DIRECTIONS> Collect every line in the records below that contains the word "expression".

(Dataset records)
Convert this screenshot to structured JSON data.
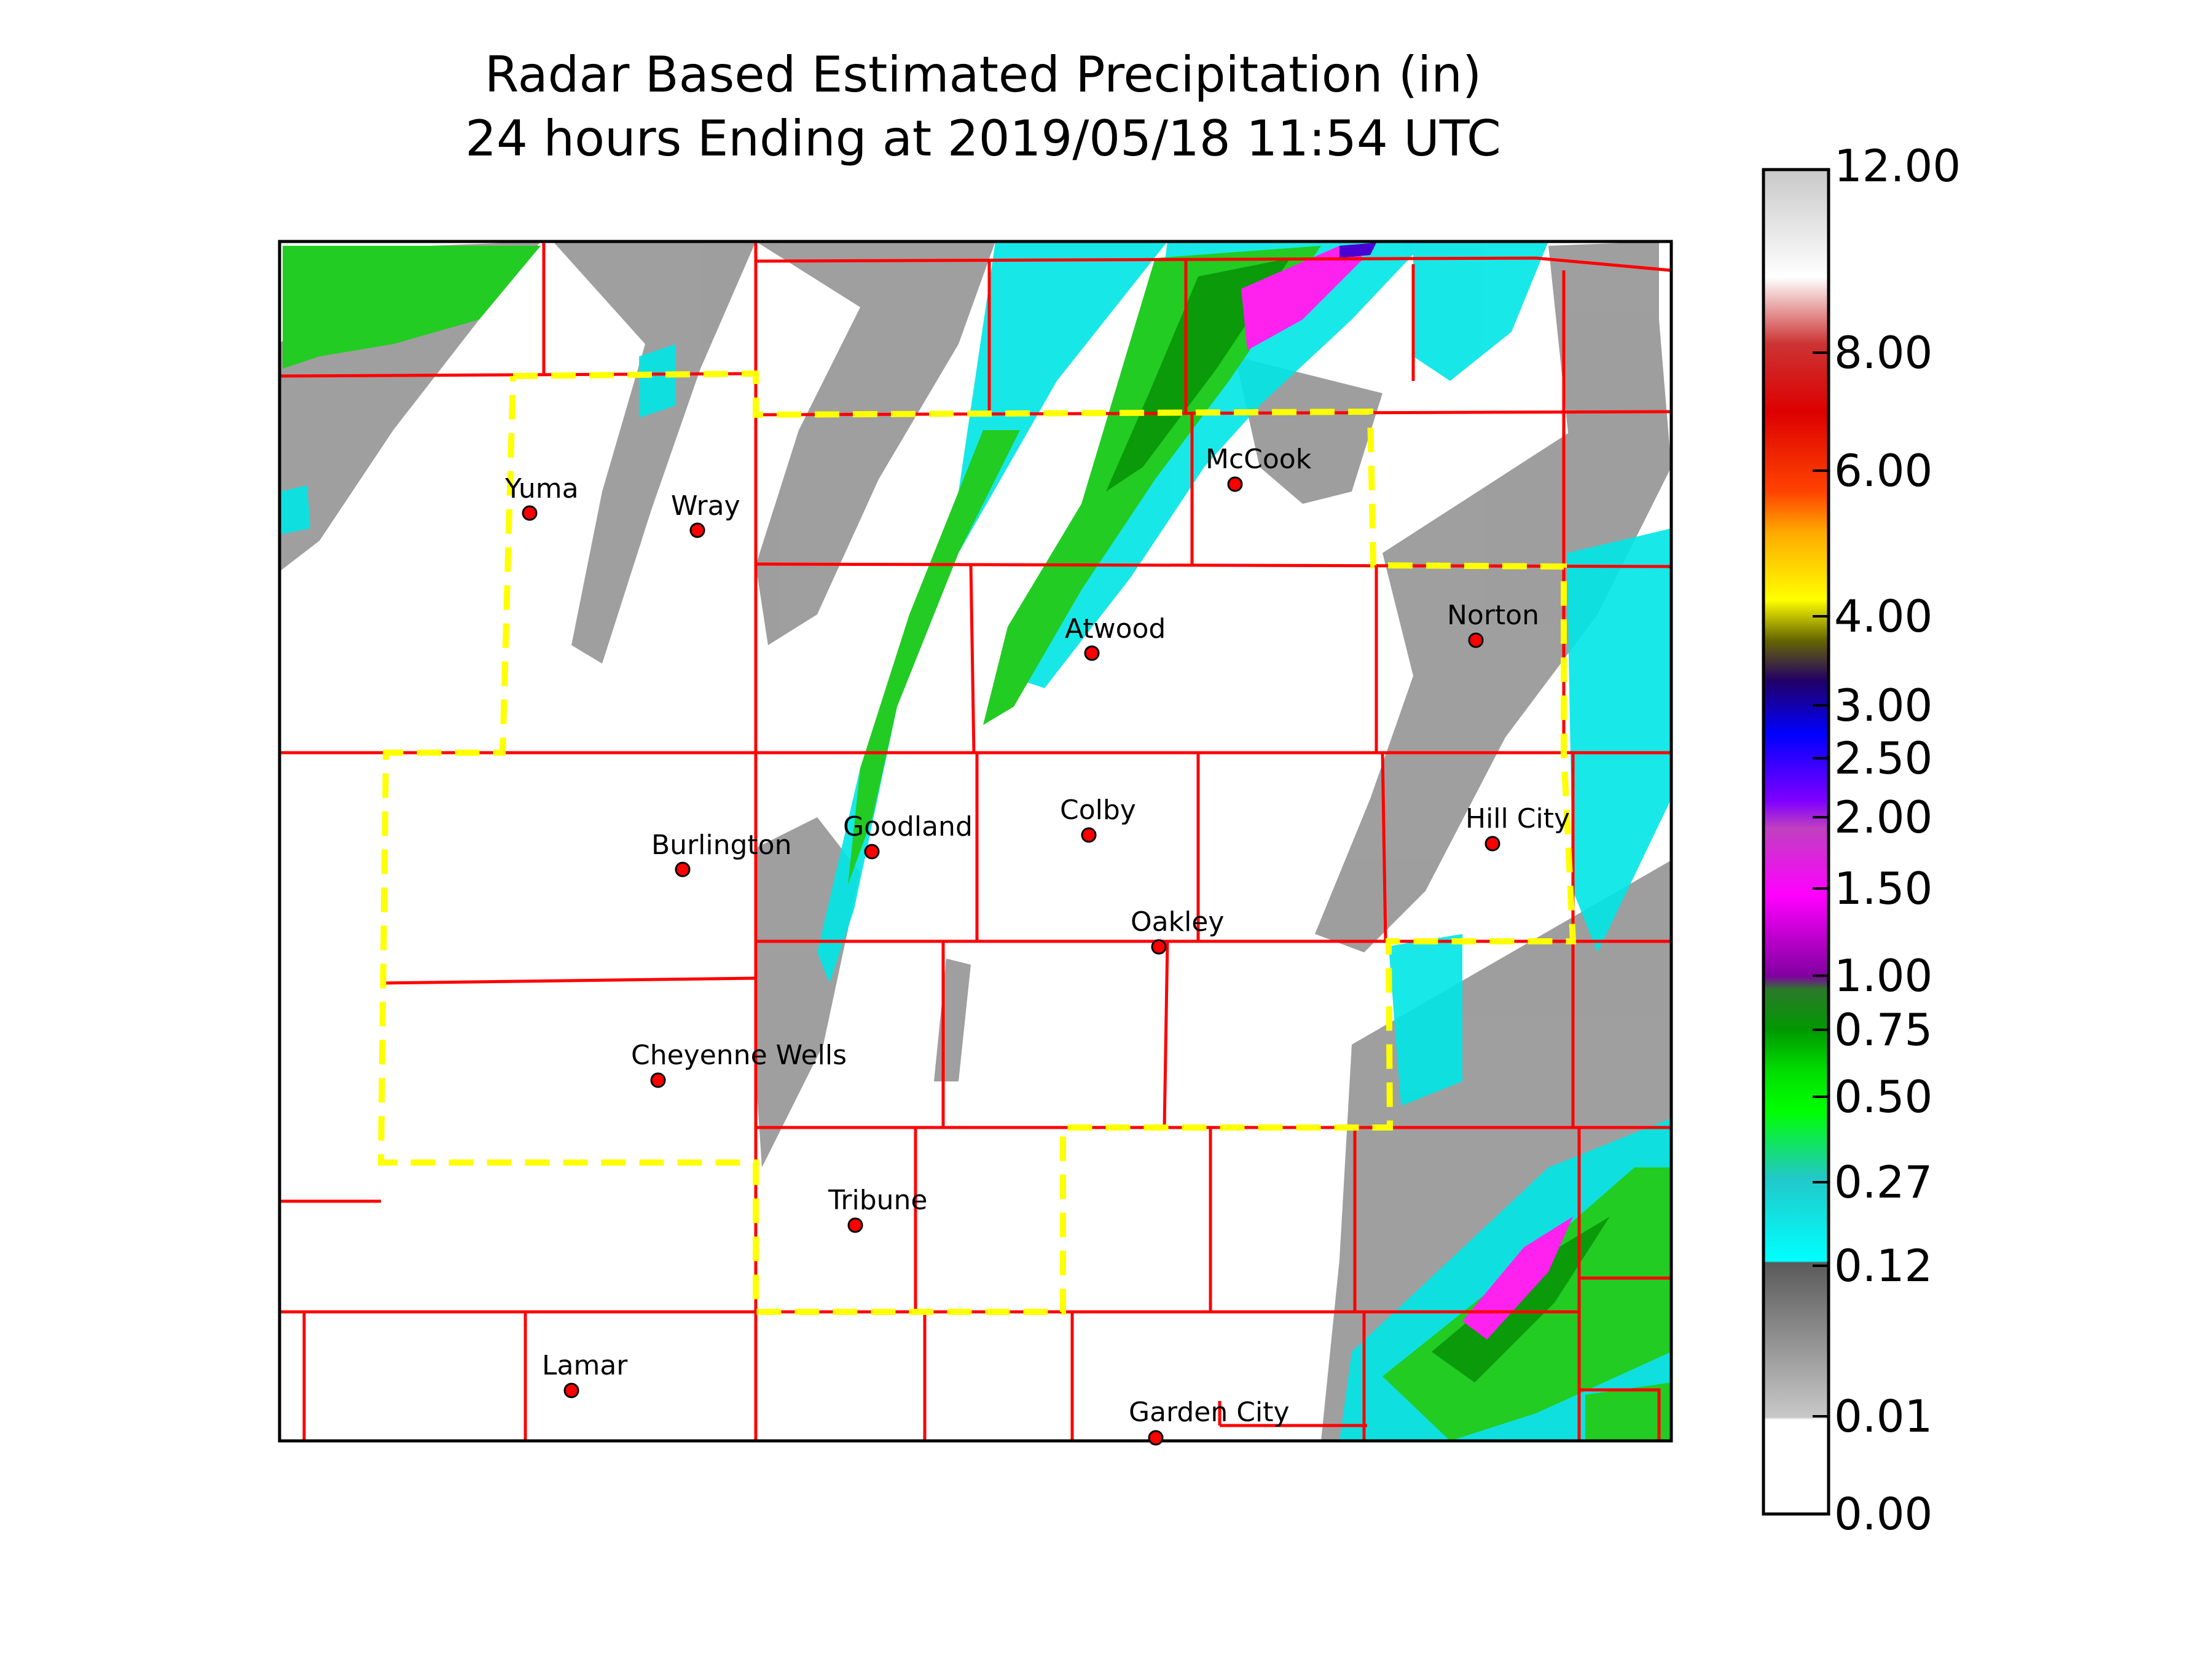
{
  "title": {
    "line1": "Radar Based Estimated Precipitation (in)",
    "line2": "24 hours Ending at 2019/05/18 11:54 UTC"
  },
  "cities": [
    {
      "name": "Yuma"
    },
    {
      "name": "Wray"
    },
    {
      "name": "McCook"
    },
    {
      "name": "Atwood"
    },
    {
      "name": "Norton"
    },
    {
      "name": "Burlington"
    },
    {
      "name": "Goodland"
    },
    {
      "name": "Colby"
    },
    {
      "name": "Hill City"
    },
    {
      "name": "Oakley"
    },
    {
      "name": "Cheyenne Wells"
    },
    {
      "name": "Tribune"
    },
    {
      "name": "Lamar"
    },
    {
      "name": "Garden City"
    }
  ],
  "colorbar": {
    "ticks": [
      "12.00",
      "8.00",
      "6.00",
      "4.00",
      "3.00",
      "2.50",
      "2.00",
      "1.50",
      "1.00",
      "0.75",
      "0.50",
      "0.27",
      "0.12",
      "0.01",
      "0.00"
    ]
  },
  "colors": {
    "county_border": "#ff0000",
    "wfo_border": "#ffff00",
    "city_marker": "#ff0000"
  }
}
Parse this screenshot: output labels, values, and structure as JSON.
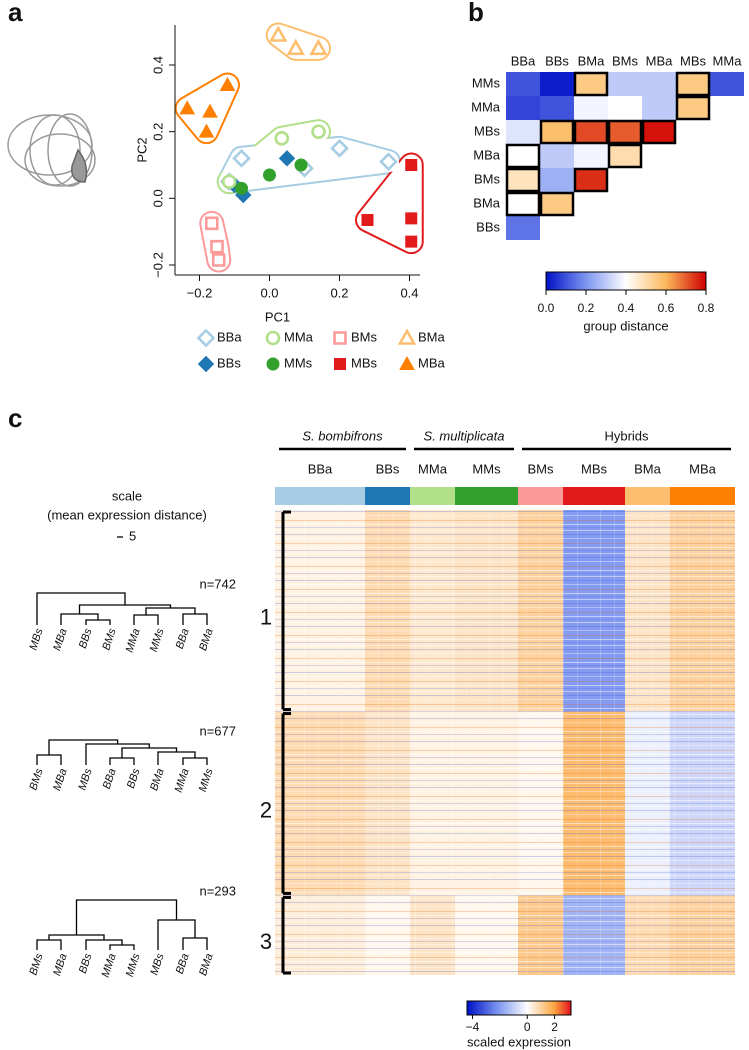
{
  "panel_labels": [
    "a",
    "b",
    "c"
  ],
  "chart_data": [
    {
      "type": "scatter",
      "xlabel": "PC1",
      "ylabel": "PC2",
      "xlim": [
        -0.27,
        0.43
      ],
      "ylim": [
        -0.23,
        0.52
      ],
      "xticks": [
        {
          "value": -0.2,
          "label": "−0.2"
        },
        {
          "value": 0,
          "label": "0.0"
        },
        0.2,
        0.4
      ],
      "yticks": [
        {
          "value": -0.2,
          "label": "−0.2"
        },
        {
          "value": 0,
          "label": "0.0"
        },
        0.2,
        0.4
      ],
      "series": [
        {
          "name": "BBa",
          "color": "#a6cde3",
          "marker": "diamond",
          "filled": false,
          "x": [
            -0.08,
            0.1,
            0.2,
            0.34,
            -0.115
          ],
          "y": [
            0.12,
            0.09,
            0.15,
            0.11,
            0.05
          ]
        },
        {
          "name": "BBs",
          "color": "#1f78b4",
          "marker": "diamond",
          "filled": true,
          "x": [
            0.05,
            -0.075,
            -0.1
          ],
          "y": [
            0.12,
            0.01,
            0.04
          ]
        },
        {
          "name": "MMa",
          "color": "#b2df8a",
          "marker": "circle",
          "filled": false,
          "x": [
            0.035,
            0.14,
            -0.115
          ],
          "y": [
            0.18,
            0.2,
            0.05
          ]
        },
        {
          "name": "MMs",
          "color": "#33a02c",
          "marker": "circle",
          "filled": true,
          "x": [
            0,
            0.09,
            -0.08
          ],
          "y": [
            0.07,
            0.1,
            0.03
          ]
        },
        {
          "name": "BMs",
          "color": "#fb9a99",
          "marker": "square",
          "filled": false,
          "x": [
            -0.165,
            -0.15,
            -0.145
          ],
          "y": [
            -0.075,
            -0.145,
            -0.185
          ]
        },
        {
          "name": "MBs",
          "color": "#e31a1c",
          "marker": "square",
          "filled": true,
          "x": [
            0.28,
            0.405,
            0.405,
            0.405
          ],
          "y": [
            -0.065,
            0.1,
            -0.06,
            -0.13
          ]
        },
        {
          "name": "BMa",
          "color": "#fdbf6f",
          "marker": "triangle",
          "filled": false,
          "x": [
            0.025,
            0.075,
            0.14
          ],
          "y": [
            0.49,
            0.45,
            0.45
          ]
        },
        {
          "name": "MBa",
          "color": "#ff7f00",
          "marker": "triangle",
          "filled": true,
          "x": [
            -0.235,
            -0.17,
            -0.12,
            -0.18
          ],
          "y": [
            0.27,
            0.26,
            0.34,
            0.2
          ]
        }
      ]
    },
    {
      "type": "heatmap",
      "columns": [
        "BBa",
        "BBs",
        "BMa",
        "BMs",
        "MBa",
        "MBs",
        "MMa"
      ],
      "rows": [
        "MMs",
        "MMa",
        "MBs",
        "MBa",
        "BMs",
        "BMa",
        "BBs"
      ],
      "values": [
        [
          0.1,
          0.02,
          0.55,
          0.3,
          0.3,
          0.55,
          0.1
        ],
        [
          0.08,
          0.1,
          0.38,
          0.4,
          0.3,
          0.55
        ],
        [
          0.35,
          0.58,
          0.72,
          0.7,
          0.78
        ],
        [
          0.4,
          0.3,
          0.38,
          0.5
        ],
        [
          0.48,
          0.25,
          0.75
        ],
        [
          0.4,
          0.55
        ],
        [
          0.15
        ]
      ],
      "boxed": [
        [
          0,
          2
        ],
        [
          0,
          5
        ],
        [
          1,
          5
        ],
        [
          2,
          1
        ],
        [
          2,
          2
        ],
        [
          2,
          3
        ],
        [
          2,
          4
        ],
        [
          3,
          0
        ],
        [
          3,
          3
        ],
        [
          4,
          0
        ],
        [
          4,
          2
        ],
        [
          5,
          0
        ],
        [
          5,
          1
        ]
      ],
      "colorbar": {
        "lim": [
          0,
          0.8
        ],
        "ticks": [
          {
            "value": 0,
            "label": "0.0"
          },
          0.2,
          0.4,
          0.6,
          0.8
        ],
        "label": "group distance"
      }
    },
    {
      "type": "heatmap",
      "species": [
        "S. bombifrons",
        "S. multiplicata",
        "Hybrids"
      ],
      "groups": [
        {
          "name": "BBa",
          "color": "#a6cde3"
        },
        {
          "name": "BBs",
          "color": "#1f78b4"
        },
        {
          "name": "MMa",
          "color": "#b2df8a"
        },
        {
          "name": "MMs",
          "color": "#33a02c"
        },
        {
          "name": "BMs",
          "color": "#fb9a99"
        },
        {
          "name": "MBs",
          "color": "#e31a1c"
        },
        {
          "name": "BMa",
          "color": "#fdbf6f"
        },
        {
          "name": "MBa",
          "color": "#ff7f00"
        }
      ],
      "clusters": [
        {
          "label": "1",
          "n": 742,
          "n_label": "n=742",
          "leaves": [
            "MBs",
            "MBa",
            "BBs",
            "BMs",
            "MMa",
            "MMs",
            "BBa",
            "BMa"
          ],
          "values": [
            0.3,
            0.8,
            0.5,
            0.6,
            1.0,
            -2.0,
            0.6,
            1.0
          ]
        },
        {
          "label": "2",
          "n": 677,
          "n_label": "n=677",
          "leaves": [
            "BMs",
            "MBa",
            "MBs",
            "BBa",
            "BBs",
            "BMa",
            "MMa",
            "MMs"
          ],
          "values": [
            0.8,
            0.6,
            0.3,
            0.3,
            0.2,
            1.5,
            -0.3,
            -0.8
          ]
        },
        {
          "label": "3",
          "n": 293,
          "n_label": "n=293",
          "leaves": [
            "BMs",
            "MBa",
            "BBs",
            "MMa",
            "MMs",
            "MBs",
            "BBa",
            "BMa"
          ],
          "values": [
            0.4,
            0.2,
            0.6,
            0.2,
            1.2,
            -1.5,
            0.8,
            1.0
          ]
        }
      ],
      "scale": {
        "title": "scale",
        "subtitle": "(mean expression distance)",
        "value": 5
      },
      "colorbar": {
        "lim": [
          -4.4,
          3.2
        ],
        "ticks": [
          {
            "value": -4,
            "label": "−4"
          },
          0,
          2
        ],
        "label": "scaled expression"
      }
    }
  ]
}
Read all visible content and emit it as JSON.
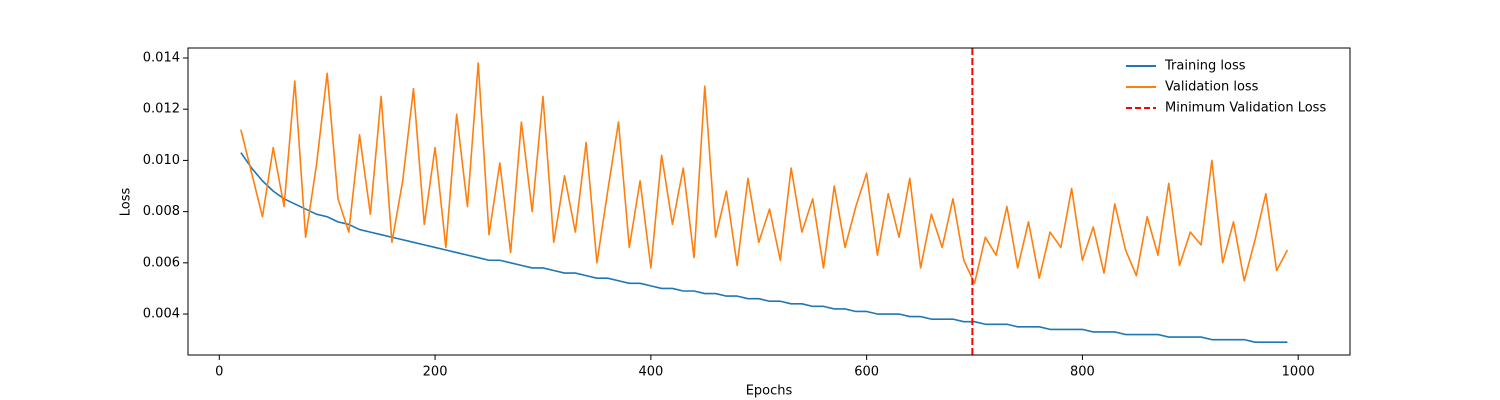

WRITTEN ANSWER>
        "subtitle": "(mean expression distance)",
        "label": "scaled expression"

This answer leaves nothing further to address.